# [The exercise]
All of the records listed below should be retyped exactly.

# [Provided entries]
%%
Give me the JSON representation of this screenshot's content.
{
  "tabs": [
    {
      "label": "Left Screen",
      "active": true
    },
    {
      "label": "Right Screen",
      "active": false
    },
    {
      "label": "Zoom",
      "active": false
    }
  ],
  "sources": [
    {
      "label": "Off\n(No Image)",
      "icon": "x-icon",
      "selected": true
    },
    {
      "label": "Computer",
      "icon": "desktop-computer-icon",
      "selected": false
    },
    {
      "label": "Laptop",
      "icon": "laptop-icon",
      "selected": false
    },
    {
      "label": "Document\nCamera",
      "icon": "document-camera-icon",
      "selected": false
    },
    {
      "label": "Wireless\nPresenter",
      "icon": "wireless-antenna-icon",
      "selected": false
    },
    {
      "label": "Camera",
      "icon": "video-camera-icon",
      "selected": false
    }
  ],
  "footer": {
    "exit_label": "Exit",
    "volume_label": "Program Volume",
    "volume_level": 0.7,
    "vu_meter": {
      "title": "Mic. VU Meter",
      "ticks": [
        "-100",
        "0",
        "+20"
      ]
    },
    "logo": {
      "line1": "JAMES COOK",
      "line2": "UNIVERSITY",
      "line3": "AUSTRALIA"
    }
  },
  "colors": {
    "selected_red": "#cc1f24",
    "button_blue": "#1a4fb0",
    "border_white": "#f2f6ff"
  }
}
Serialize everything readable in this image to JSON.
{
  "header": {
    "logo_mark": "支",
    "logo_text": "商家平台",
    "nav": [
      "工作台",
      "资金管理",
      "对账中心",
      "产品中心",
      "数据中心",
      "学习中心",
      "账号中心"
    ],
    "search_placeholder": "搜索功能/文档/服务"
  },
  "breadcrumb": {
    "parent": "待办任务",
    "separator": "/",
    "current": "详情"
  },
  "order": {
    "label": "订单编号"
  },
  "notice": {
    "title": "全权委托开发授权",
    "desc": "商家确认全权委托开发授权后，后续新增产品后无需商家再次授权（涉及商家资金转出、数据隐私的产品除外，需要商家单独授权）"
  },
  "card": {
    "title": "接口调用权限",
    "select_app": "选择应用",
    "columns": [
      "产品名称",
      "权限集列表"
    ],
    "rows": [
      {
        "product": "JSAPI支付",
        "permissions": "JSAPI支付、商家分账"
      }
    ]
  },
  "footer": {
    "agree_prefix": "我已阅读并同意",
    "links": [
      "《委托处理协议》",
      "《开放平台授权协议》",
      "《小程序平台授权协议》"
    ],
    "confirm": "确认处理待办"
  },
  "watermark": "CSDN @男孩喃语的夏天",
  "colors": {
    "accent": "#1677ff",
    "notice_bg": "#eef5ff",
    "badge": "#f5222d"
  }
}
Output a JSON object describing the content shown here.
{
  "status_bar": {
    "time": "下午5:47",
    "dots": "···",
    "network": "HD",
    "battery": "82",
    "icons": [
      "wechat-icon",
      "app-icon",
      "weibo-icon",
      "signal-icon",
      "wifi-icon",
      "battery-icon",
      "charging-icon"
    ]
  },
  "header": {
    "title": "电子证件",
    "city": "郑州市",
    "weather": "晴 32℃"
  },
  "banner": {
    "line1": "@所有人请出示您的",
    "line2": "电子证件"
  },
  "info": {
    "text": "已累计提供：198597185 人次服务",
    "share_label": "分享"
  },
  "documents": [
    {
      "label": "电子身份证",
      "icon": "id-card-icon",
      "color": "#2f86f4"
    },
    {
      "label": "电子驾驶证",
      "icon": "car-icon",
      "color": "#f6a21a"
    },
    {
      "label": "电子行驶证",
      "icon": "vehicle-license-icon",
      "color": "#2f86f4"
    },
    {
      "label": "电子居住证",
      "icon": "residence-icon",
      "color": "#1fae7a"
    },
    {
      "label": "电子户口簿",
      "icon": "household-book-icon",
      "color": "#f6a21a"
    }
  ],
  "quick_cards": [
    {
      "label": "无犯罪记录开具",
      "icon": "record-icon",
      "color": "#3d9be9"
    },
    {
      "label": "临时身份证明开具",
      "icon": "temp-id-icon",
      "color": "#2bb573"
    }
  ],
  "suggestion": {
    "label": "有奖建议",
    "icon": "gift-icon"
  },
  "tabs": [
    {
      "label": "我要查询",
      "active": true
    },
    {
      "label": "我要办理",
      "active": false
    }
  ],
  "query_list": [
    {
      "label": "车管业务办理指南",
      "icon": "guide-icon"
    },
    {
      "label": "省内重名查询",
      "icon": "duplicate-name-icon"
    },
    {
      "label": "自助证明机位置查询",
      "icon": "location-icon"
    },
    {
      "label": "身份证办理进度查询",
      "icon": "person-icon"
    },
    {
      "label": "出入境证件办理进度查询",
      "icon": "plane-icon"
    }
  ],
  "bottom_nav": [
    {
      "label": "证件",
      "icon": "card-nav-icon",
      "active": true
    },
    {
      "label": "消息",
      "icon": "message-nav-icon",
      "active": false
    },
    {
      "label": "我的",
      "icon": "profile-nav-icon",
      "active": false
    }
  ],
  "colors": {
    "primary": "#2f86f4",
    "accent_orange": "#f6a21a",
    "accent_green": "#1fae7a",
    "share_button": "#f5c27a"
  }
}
%%
# [Exercise response]
Give me the JSON representation of this screenshot's content.
{
  "tabs": [
    {
      "label": "Left Screen",
      "active": true
    },
    {
      "label": "Right Screen",
      "active": false
    },
    {
      "label": "Zoom",
      "active": false
    }
  ],
  "sources": [
    {
      "label": "Off\n(No Image)",
      "icon": "x-icon",
      "selected": true
    },
    {
      "label": "Computer",
      "icon": "desktop-computer-icon",
      "selected": false
    },
    {
      "label": "Laptop",
      "icon": "laptop-icon",
      "selected": false
    },
    {
      "label": "Document\nCamera",
      "icon": "document-camera-icon",
      "selected": false
    },
    {
      "label": "Wireless\nPresenter",
      "icon": "wireless-antenna-icon",
      "selected": false
    },
    {
      "label": "Camera",
      "icon": "video-camera-icon",
      "selected": false
    }
  ],
  "footer": {
    "exit_label": "Exit",
    "volume_label": "Program Volume",
    "volume_level": 0.7,
    "vu_meter": {
      "title": "Mic. VU Meter",
      "ticks": [
        "-100",
        "0",
        "+20"
      ]
    },
    "logo": {
      "line1": "JAMES COOK",
      "line2": "UNIVERSITY",
      "line3": "AUSTRALIA"
    }
  },
  "colors": {
    "selected_red": "#cc1f24",
    "button_blue": "#1a4fb0",
    "border_white": "#f2f6ff"
  }
}
Serialize everything readable in this image to JSON.
{
  "header": {
    "logo_mark": "支",
    "logo_text": "商家平台",
    "nav": [
      "工作台",
      "资金管理",
      "对账中心",
      "产品中心",
      "数据中心",
      "学习中心",
      "账号中心"
    ],
    "search_placeholder": "搜索功能/文档/服务"
  },
  "breadcrumb": {
    "parent": "待办任务",
    "separator": "/",
    "current": "详情"
  },
  "order": {
    "label": "订单编号"
  },
  "notice": {
    "title": "全权委托开发授权",
    "desc": "商家确认全权委托开发授权后，后续新增产品后无需商家再次授权（涉及商家资金转出、数据隐私的产品除外，需要商家单独授权）"
  },
  "card": {
    "title": "接口调用权限",
    "select_app": "选择应用",
    "columns": [
      "产品名称",
      "权限集列表"
    ],
    "rows": [
      {
        "product": "JSAPI支付",
        "permissions": "JSAPI支付、商家分账"
      }
    ]
  },
  "footer": {
    "agree_prefix": "我已阅读并同意",
    "links": [
      "《委托处理协议》",
      "《开放平台授权协议》",
      "《小程序平台授权协议》"
    ],
    "confirm": "确认处理待办"
  },
  "watermark": "CSDN @男孩喃语的夏天",
  "colors": {
    "accent": "#1677ff",
    "notice_bg": "#eef5ff",
    "badge": "#f5222d"
  }
}
Output a JSON object describing the content shown here.
{
  "status_bar": {
    "time": "下午5:47",
    "dots": "···",
    "network": "HD",
    "battery": "82",
    "icons": [
      "wechat-icon",
      "app-icon",
      "weibo-icon",
      "signal-icon",
      "wifi-icon",
      "battery-icon",
      "charging-icon"
    ]
  },
  "header": {
    "title": "电子证件",
    "city": "郑州市",
    "weather": "晴 32℃"
  },
  "banner": {
    "line1": "@所有人请出示您的",
    "line2": "电子证件"
  },
  "info": {
    "text": "已累计提供：198597185 人次服务",
    "share_label": "分享"
  },
  "documents": [
    {
      "label": "电子身份证",
      "icon": "id-card-icon",
      "color": "#2f86f4"
    },
    {
      "label": "电子驾驶证",
      "icon": "car-icon",
      "color": "#f6a21a"
    },
    {
      "label": "电子行驶证",
      "icon": "vehicle-license-icon",
      "color": "#2f86f4"
    },
    {
      "label": "电子居住证",
      "icon": "residence-icon",
      "color": "#1fae7a"
    },
    {
      "label": "电子户口簿",
      "icon": "household-book-icon",
      "color": "#f6a21a"
    }
  ],
  "quick_cards": [
    {
      "label": "无犯罪记录开具",
      "icon": "record-icon",
      "color": "#3d9be9"
    },
    {
      "label": "临时身份证明开具",
      "icon": "temp-id-icon",
      "color": "#2bb573"
    }
  ],
  "suggestion": {
    "label": "有奖建议",
    "icon": "gift-icon"
  },
  "tabs": [
    {
      "label": "我要查询",
      "active": true
    },
    {
      "label": "我要办理",
      "active": false
    }
  ],
  "query_list": [
    {
      "label": "车管业务办理指南",
      "icon": "guide-icon"
    },
    {
      "label": "省内重名查询",
      "icon": "duplicate-name-icon"
    },
    {
      "label": "自助证明机位置查询",
      "icon": "location-icon"
    },
    {
      "label": "身份证办理进度查询",
      "icon": "person-icon"
    },
    {
      "label": "出入境证件办理进度查询",
      "icon": "plane-icon"
    }
  ],
  "bottom_nav": [
    {
      "label": "证件",
      "icon": "card-nav-icon",
      "active": true
    },
    {
      "label": "消息",
      "icon": "message-nav-icon",
      "active": false
    },
    {
      "label": "我的",
      "icon": "profile-nav-icon",
      "active": false
    }
  ],
  "colors": {
    "primary": "#2f86f4",
    "accent_orange": "#f6a21a",
    "accent_green": "#1fae7a",
    "share_button": "#f5c27a"
  }
}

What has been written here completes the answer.